**WHAT IS EXPECTED**
Would you copy out the whole listing exactly as given?

**INPUT FOR THIS TASK**
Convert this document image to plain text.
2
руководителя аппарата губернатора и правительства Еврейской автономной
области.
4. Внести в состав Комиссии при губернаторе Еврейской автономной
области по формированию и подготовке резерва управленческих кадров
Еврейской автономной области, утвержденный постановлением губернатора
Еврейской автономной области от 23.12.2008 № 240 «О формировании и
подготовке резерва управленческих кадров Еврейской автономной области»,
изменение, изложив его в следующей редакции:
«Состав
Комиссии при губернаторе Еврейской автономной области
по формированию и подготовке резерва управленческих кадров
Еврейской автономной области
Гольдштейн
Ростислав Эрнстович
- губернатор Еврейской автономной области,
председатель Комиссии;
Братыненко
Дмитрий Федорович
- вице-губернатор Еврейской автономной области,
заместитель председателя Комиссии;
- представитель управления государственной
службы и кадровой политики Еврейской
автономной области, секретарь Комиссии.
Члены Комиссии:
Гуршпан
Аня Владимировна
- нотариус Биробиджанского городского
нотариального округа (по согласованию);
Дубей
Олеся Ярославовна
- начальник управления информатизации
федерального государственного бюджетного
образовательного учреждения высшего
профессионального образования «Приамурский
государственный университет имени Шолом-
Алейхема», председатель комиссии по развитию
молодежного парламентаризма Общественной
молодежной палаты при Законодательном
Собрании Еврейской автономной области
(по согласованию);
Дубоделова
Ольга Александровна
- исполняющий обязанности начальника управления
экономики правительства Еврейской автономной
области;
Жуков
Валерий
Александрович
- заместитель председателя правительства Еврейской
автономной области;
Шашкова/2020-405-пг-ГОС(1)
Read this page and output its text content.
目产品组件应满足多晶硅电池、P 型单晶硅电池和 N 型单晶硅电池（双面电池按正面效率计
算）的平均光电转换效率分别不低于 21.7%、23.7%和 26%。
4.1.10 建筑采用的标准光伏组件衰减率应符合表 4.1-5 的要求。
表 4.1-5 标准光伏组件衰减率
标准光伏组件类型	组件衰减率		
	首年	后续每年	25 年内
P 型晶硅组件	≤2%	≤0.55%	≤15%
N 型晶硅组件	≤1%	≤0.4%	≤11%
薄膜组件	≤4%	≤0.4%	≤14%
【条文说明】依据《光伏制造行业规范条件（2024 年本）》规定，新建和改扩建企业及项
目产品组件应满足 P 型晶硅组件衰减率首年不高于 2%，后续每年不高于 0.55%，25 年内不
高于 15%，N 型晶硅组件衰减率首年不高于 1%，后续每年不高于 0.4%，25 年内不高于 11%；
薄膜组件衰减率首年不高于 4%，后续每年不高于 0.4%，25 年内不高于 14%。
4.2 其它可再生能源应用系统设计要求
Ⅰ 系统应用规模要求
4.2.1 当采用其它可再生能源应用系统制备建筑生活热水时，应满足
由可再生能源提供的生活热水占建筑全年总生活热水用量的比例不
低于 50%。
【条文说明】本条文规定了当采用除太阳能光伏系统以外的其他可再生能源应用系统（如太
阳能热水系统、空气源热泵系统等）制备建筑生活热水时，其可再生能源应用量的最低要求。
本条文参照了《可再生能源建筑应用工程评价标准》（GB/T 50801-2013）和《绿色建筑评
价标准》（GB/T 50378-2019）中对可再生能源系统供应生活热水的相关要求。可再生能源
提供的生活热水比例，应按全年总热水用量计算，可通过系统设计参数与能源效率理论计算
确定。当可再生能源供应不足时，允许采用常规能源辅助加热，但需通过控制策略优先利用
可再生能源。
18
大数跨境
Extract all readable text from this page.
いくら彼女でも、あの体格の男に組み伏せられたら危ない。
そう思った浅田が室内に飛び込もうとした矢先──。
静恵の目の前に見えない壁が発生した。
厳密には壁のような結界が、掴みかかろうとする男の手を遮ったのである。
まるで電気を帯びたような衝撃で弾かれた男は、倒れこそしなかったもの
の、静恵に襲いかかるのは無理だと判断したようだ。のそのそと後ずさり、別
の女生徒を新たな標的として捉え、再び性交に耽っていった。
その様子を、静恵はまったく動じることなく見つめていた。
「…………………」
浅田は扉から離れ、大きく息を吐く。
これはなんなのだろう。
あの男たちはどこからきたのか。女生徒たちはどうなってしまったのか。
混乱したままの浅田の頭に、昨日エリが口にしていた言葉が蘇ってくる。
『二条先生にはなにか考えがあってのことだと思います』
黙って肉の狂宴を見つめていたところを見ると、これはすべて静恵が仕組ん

**THE SOLUTION**
Convert this document image to plain text.
2
руководителя аппарата губернатора и правительства Еврейской автономной
области.
4. Внести в состав Комиссии при губернаторе Еврейской автономной
области по формированию и подготовке резерва управленческих кадров
Еврейской автономной области, утвержденный постановлением губернатора
Еврейской автономной области от 23.12.2008 № 240 «О формировании и
подготовке резерва управленческих кадров Еврейской автономной области»,
изменение, изложив его в следующей редакции:
«Состав
Комиссии при губернаторе Еврейской автономной области
по формированию и подготовке резерва управленческих кадров
Еврейской автономной области
Гольдштейн
Ростислав Эрнстович
- губернатор Еврейской автономной области,
председатель Комиссии;
Братыненко
Дмитрий Федорович
- вице-губернатор Еврейской автономной области,
заместитель председателя Комиссии;
- представитель управления государственной
службы и кадровой политики Еврейской
автономной области, секретарь Комиссии.
Члены Комиссии:
Гуршпан
Аня Владимировна
- нотариус Биробиджанского городского
нотариального округа (по согласованию);
Дубей
Олеся Ярославовна
- начальник управления информатизации
федерального государственного бюджетного
образовательного учреждения высшего
профессионального образования «Приамурский
государственный университет имени Шолом-
Алейхема», председатель комиссии по развитию
молодежного парламентаризма Общественной
молодежной палаты при Законодательном
Собрании Еврейской автономной области
(по согласованию);
Дубоделова
Ольга Александровна
- исполняющий обязанности начальника управления
экономики правительства Еврейской автономной
области;
Жуков
Валерий
Александрович
- заместитель председателя правительства Еврейской
автономной области;
Шашкова/2020-405-пг-ГОС(1)
Read this page and output its text content.
目产品组件应满足多晶硅电池、P 型单晶硅电池和 N 型单晶硅电池（双面电池按正面效率计
算）的平均光电转换效率分别不低于 21.7%、23.7%和 26%。
4.1.10 建筑采用的标准光伏组件衰减率应符合表 4.1-5 的要求。
表 4.1-5 标准光伏组件衰减率
标准光伏组件类型	组件衰减率		
	首年	后续每年	25 年内
P 型晶硅组件	≤2%	≤0.55%	≤15%
N 型晶硅组件	≤1%	≤0.4%	≤11%
薄膜组件	≤4%	≤0.4%	≤14%
【条文说明】依据《光伏制造行业规范条件（2024 年本）》规定，新建和改扩建企业及项
目产品组件应满足 P 型晶硅组件衰减率首年不高于 2%，后续每年不高于 0.55%，25 年内不
高于 15%，N 型晶硅组件衰减率首年不高于 1%，后续每年不高于 0.4%，25 年内不高于 11%；
薄膜组件衰减率首年不高于 4%，后续每年不高于 0.4%，25 年内不高于 14%。
4.2 其它可再生能源应用系统设计要求
Ⅰ 系统应用规模要求
4.2.1 当采用其它可再生能源应用系统制备建筑生活热水时，应满足
由可再生能源提供的生活热水占建筑全年总生活热水用量的比例不
低于 50%。
【条文说明】本条文规定了当采用除太阳能光伏系统以外的其他可再生能源应用系统（如太
阳能热水系统、空气源热泵系统等）制备建筑生活热水时，其可再生能源应用量的最低要求。
本条文参照了《可再生能源建筑应用工程评价标准》（GB/T 50801-2013）和《绿色建筑评
价标准》（GB/T 50378-2019）中对可再生能源系统供应生活热水的相关要求。可再生能源
提供的生活热水比例，应按全年总热水用量计算，可通过系统设计参数与能源效率理论计算
确定。当可再生能源供应不足时，允许采用常规能源辅助加热，但需通过控制策略优先利用
可再生能源。
18
大数跨境
Extract all readable text from this page.
いくら彼女でも、あの体格の男に組み伏せられたら危ない。
そう思った浅田が室内に飛び込もうとした矢先──。
静恵の目の前に見えない壁が発生した。
厳密には壁のような結界が、掴みかかろうとする男の手を遮ったのである。
まるで電気を帯びたような衝撃で弾かれた男は、倒れこそしなかったもの
の、静恵に襲いかかるのは無理だと判断したようだ。のそのそと後ずさり、別
の女生徒を新たな標的として捉え、再び性交に耽っていった。
その様子を、静恵はまったく動じることなく見つめていた。
「…………………」
浅田は扉から離れ、大きく息を吐く。
これはなんなのだろう。
あの男たちはどこからきたのか。女生徒たちはどうなってしまったのか。
混乱したままの浅田の頭に、昨日エリが口にしていた言葉が蘇ってくる。
『二条先生にはなにか考えがあってのことだと思います』
黙って肉の狂宴を見つめていたところを見ると、これはすべて静恵が仕組ん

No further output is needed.